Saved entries
>> BEGIN

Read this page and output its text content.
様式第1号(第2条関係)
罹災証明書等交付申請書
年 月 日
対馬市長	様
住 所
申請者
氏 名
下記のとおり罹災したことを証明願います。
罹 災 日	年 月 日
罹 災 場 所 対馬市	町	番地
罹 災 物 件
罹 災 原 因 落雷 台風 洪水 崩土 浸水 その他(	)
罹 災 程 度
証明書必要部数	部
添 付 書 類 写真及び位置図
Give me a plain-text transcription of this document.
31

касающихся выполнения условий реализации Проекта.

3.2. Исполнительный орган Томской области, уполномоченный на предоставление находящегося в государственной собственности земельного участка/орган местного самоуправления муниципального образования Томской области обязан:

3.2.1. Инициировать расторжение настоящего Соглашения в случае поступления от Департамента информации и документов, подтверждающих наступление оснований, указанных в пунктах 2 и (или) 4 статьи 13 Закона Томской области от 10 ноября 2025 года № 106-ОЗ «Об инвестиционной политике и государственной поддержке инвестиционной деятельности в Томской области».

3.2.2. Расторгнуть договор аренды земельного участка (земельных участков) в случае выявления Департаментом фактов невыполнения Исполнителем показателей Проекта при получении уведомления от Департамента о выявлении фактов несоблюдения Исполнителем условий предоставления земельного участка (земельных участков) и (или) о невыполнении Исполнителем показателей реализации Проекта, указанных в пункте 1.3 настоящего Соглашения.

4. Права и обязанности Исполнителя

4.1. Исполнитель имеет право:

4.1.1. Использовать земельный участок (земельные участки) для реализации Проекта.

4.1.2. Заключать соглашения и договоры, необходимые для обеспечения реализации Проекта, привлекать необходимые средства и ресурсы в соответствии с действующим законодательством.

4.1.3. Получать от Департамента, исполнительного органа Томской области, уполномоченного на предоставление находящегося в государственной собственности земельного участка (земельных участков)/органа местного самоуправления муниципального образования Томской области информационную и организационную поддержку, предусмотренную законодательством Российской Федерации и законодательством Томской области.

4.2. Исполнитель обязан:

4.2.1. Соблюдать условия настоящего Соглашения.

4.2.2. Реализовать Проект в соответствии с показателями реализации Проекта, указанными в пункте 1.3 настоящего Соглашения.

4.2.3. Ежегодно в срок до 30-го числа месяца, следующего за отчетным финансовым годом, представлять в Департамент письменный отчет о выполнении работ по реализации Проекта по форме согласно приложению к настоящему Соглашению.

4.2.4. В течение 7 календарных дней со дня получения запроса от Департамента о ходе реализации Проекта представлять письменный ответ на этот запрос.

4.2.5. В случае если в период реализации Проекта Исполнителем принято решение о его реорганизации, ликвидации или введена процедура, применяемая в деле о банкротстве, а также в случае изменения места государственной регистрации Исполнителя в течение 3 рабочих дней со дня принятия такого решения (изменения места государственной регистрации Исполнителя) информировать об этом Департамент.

>> END

Working from the entries above, return all lines that contain "участков".

* _Finished task_
3.2.2. Расторгнуть договор аренды земельного участка (земельных участков) в случае выявления Департаментом фактов невыполнения Исполнителем показателей Проекта при получении уведомления от Департамента о выявлении фактов несоблюдения Исполнителем условий предоставления земельного участка (земельных участков) и (или) о невыполнении Исполнителем показателей реализации Проекта, указанных в пункте 1.3 настоящего Соглашения.
4.1.3. Получать от Департамента, исполнительного органа Томской области, уполномоченного на предоставление находящегося в государственной собственности земельного участка (земельных участков)/органа местного самоуправления муниципального образования Томской области информационную и организационную поддержку, предусмотренную законодательством Российской Федерации и законодательством Томской области.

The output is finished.